What is required: List all lines of the data that include the string "UNICEF".
◆ ◆ ◆
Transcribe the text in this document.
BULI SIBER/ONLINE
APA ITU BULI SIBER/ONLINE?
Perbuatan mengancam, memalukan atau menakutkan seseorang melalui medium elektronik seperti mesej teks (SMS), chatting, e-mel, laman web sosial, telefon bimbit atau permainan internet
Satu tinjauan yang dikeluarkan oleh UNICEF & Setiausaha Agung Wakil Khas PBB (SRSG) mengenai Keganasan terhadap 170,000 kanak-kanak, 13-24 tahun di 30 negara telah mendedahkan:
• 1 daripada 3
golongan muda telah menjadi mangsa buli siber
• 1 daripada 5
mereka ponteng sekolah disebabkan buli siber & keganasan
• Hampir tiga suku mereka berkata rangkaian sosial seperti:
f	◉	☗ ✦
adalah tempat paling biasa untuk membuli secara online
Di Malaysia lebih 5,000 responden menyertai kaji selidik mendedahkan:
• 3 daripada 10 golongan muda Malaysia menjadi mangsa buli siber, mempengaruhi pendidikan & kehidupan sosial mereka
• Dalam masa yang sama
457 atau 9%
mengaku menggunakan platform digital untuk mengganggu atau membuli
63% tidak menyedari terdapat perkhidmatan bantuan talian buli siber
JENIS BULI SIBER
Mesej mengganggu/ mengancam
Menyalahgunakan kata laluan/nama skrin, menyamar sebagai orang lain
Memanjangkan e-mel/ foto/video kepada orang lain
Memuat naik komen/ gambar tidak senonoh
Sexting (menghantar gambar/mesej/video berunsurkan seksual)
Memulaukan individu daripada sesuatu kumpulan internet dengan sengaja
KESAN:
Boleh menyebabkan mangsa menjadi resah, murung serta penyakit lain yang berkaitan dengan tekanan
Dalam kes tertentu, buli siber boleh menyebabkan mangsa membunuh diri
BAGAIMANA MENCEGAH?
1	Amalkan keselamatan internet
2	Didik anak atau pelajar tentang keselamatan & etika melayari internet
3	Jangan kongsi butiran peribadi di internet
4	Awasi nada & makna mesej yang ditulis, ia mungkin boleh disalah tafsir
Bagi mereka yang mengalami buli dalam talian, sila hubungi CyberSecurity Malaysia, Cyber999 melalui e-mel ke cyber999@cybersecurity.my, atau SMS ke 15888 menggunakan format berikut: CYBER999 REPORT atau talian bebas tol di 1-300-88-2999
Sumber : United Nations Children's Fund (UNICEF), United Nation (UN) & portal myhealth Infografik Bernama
◆ ◆ ◆
Solution for this problem:
Satu tinjauan yang dikeluarkan oleh UNICEF & Setiausaha Agung Wakil Khas PBB (SRSG) mengenai Keganasan terhadap 170,000 kanak-kanak, 13-24 tahun di 30 negara telah mendedahkan:
Sumber : United Nations Children's Fund (UNICEF), United Nation (UN) & portal myhealth Infografik Bernama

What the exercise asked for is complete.